Structured figure records
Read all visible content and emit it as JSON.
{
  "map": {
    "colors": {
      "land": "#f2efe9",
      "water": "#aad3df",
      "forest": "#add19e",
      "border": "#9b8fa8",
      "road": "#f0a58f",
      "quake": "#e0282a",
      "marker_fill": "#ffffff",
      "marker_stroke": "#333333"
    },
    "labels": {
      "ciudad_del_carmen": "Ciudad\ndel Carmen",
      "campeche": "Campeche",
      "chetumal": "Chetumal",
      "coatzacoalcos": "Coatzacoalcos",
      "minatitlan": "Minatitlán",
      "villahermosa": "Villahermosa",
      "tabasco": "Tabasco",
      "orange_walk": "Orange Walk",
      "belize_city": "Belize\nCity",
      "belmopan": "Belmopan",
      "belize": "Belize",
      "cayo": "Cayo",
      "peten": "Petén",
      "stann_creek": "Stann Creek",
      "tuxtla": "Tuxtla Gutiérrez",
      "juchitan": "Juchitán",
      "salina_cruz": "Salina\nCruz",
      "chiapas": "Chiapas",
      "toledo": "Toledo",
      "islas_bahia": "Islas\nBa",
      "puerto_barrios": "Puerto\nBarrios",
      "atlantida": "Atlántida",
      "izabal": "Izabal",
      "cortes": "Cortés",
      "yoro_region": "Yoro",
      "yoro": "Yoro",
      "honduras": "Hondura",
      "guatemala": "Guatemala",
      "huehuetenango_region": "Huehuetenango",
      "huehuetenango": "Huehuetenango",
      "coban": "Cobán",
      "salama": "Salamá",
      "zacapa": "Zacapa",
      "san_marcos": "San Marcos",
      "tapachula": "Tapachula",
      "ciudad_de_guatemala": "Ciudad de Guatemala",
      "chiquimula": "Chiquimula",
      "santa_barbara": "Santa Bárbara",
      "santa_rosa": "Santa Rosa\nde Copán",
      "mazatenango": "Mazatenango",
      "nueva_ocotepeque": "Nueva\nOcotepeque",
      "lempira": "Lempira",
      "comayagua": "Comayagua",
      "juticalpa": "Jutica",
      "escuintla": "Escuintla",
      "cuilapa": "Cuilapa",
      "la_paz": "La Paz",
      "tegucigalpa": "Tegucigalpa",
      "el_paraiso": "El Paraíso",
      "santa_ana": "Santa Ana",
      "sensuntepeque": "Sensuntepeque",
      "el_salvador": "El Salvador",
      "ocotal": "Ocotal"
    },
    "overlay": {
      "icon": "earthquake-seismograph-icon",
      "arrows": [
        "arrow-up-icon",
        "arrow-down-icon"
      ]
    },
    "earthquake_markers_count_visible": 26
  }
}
* * *
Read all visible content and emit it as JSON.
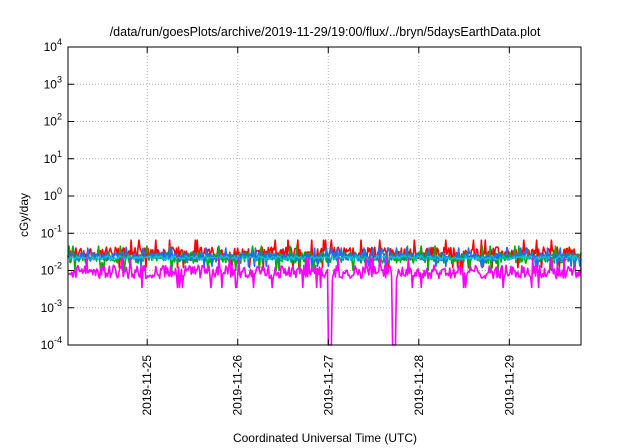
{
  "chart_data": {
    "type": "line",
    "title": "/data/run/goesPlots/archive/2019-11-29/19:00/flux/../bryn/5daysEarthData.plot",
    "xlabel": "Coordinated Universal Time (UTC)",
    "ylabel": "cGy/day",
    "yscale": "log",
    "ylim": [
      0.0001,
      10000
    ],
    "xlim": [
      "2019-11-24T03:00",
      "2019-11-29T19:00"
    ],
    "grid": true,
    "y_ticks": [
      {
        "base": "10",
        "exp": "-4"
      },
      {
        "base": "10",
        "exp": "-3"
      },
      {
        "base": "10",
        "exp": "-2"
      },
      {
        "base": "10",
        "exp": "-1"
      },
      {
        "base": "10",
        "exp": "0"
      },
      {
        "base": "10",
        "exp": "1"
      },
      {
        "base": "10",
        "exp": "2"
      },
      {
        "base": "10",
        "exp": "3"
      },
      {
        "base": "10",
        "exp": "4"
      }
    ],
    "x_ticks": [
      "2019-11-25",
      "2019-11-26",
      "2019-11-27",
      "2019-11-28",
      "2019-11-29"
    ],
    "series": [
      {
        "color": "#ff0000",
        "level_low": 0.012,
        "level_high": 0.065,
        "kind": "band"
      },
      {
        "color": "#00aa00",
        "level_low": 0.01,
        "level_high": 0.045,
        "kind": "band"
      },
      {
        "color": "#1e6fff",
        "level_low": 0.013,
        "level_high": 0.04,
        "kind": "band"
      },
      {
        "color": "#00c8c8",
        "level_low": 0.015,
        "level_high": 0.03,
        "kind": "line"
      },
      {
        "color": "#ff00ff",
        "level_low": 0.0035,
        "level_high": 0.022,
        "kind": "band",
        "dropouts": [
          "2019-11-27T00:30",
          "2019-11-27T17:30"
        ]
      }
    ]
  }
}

→ Given task:
Select every line above that contains the word "Guatemala", and copy it.

→ Solution for this task:
      "guatemala": "Guatemala",
      "ciudad_de_guatemala": "Ciudad de Guatemala",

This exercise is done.